Items from a figure collection
____

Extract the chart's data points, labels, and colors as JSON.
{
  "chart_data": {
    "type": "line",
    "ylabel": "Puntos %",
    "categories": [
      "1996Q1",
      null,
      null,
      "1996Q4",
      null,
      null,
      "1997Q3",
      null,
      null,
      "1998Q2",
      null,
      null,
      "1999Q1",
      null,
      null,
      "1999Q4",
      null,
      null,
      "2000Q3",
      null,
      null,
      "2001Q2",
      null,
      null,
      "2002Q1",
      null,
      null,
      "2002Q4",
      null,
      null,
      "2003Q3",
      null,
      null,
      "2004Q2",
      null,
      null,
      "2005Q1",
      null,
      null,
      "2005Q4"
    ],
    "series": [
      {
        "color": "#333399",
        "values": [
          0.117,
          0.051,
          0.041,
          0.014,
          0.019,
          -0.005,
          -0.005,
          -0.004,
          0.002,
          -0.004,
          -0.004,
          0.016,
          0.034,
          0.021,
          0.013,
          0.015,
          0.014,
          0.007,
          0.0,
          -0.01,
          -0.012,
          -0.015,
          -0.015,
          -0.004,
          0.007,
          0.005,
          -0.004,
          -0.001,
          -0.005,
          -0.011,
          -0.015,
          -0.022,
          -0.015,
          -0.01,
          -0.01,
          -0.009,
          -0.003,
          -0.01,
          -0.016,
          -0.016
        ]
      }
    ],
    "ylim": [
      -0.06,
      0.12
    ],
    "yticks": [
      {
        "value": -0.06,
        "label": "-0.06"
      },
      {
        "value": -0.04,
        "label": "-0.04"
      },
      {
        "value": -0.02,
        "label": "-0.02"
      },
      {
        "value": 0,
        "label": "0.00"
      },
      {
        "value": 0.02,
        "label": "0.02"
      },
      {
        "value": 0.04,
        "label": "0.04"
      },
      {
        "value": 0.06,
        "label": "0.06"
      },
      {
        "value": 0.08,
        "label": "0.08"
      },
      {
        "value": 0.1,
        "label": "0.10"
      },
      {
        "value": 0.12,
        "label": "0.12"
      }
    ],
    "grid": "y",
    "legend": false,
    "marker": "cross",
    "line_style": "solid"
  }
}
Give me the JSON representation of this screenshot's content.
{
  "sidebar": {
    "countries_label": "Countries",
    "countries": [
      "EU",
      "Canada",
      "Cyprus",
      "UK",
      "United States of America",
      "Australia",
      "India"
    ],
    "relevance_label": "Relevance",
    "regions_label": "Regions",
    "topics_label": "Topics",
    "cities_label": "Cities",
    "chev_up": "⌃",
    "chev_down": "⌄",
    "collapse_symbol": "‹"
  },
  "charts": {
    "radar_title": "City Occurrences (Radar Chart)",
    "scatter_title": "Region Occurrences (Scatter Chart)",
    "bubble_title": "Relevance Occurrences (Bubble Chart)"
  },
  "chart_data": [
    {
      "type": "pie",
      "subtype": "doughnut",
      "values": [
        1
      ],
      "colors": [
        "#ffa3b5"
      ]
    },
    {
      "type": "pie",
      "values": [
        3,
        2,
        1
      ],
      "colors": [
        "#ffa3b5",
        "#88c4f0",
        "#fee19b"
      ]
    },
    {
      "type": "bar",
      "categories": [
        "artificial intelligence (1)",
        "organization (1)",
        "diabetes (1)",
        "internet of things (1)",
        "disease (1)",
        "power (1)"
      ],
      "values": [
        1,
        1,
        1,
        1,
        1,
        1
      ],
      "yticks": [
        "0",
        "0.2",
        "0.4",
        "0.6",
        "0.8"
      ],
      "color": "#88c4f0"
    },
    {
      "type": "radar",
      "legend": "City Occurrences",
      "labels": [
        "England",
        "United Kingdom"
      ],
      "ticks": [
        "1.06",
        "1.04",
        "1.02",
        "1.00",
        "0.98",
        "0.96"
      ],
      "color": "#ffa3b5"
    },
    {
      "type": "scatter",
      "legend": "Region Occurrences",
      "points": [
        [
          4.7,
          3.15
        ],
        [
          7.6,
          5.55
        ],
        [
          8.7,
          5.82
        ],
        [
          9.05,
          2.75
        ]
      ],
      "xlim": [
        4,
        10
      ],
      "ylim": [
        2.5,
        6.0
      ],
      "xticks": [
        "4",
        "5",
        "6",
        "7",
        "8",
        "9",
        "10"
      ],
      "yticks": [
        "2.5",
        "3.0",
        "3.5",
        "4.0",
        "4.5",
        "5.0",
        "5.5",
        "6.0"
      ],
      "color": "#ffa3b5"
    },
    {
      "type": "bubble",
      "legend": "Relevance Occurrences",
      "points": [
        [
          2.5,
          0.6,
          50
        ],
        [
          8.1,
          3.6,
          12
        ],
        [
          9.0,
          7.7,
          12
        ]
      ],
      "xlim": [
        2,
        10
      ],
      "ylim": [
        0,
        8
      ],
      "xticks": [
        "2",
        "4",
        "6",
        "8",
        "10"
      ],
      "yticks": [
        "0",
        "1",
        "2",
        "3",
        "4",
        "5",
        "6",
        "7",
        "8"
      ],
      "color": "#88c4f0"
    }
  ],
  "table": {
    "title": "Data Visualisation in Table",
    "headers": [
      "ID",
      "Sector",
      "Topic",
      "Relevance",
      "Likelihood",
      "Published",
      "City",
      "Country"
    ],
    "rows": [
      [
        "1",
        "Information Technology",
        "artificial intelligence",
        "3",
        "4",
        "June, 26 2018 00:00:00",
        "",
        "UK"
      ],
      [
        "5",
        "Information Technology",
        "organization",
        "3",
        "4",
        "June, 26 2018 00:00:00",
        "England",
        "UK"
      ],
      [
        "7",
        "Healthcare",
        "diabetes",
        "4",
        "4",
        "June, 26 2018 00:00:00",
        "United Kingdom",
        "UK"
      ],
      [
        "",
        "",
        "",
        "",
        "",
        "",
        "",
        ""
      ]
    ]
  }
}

____

Directive
From the data, collect all lines where the string "Occurrences" appears.

Response to the task
    "radar_title": "City Occurrences (Radar Chart)",
    "scatter_title": "Region Occurrences (Scatter Chart)",
    "bubble_title": "Relevance Occurrences (Bubble Chart)"
      "legend": "City Occurrences",
      "legend": "Region Occurrences",
      "legend": "Relevance Occurrences",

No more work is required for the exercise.